■ **WORK REQUIRED**
Extract every line of the material below and reproduce it faithfully.

-------- MATERIAL PROVIDED --------

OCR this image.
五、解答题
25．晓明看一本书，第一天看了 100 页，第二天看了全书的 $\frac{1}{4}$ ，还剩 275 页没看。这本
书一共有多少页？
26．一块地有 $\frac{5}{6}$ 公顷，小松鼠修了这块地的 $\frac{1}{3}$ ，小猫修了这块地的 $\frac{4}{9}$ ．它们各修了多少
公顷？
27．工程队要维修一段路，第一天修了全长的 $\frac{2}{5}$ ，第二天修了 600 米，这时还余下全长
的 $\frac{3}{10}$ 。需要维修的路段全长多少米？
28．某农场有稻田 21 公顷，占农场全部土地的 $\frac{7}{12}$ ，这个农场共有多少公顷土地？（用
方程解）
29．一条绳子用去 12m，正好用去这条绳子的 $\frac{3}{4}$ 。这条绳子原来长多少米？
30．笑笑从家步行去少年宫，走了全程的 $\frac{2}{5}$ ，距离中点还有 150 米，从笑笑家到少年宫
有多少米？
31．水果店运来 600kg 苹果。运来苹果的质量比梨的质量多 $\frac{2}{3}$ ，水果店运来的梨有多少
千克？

--------

■ **PROBLEM SOLUTION**
OCR this image.
五、解答题
25．晓明看一本书，第一天看了 100 页，第二天看了全书的 $\frac{1}{4}$ ，还剩 275 页没看。这本
书一共有多少页？
26．一块地有 $\frac{5}{6}$ 公顷，小松鼠修了这块地的 $\frac{1}{3}$ ，小猫修了这块地的 $\frac{4}{9}$ ．它们各修了多少
公顷？
27．工程队要维修一段路，第一天修了全长的 $\frac{2}{5}$ ，第二天修了 600 米，这时还余下全长
的 $\frac{3}{10}$ 。需要维修的路段全长多少米？
28．某农场有稻田 21 公顷，占农场全部土地的 $\frac{7}{12}$ ，这个农场共有多少公顷土地？（用
方程解）
29．一条绳子用去 12m，正好用去这条绳子的 $\frac{3}{4}$ 。这条绳子原来长多少米？
30．笑笑从家步行去少年宫，走了全程的 $\frac{2}{5}$ ，距离中点还有 150 米，从笑笑家到少年宫
有多少米？
31．水果店运来 600kg 苹果。运来苹果的质量比梨的质量多 $\frac{2}{3}$ ，水果店运来的梨有多少
千克？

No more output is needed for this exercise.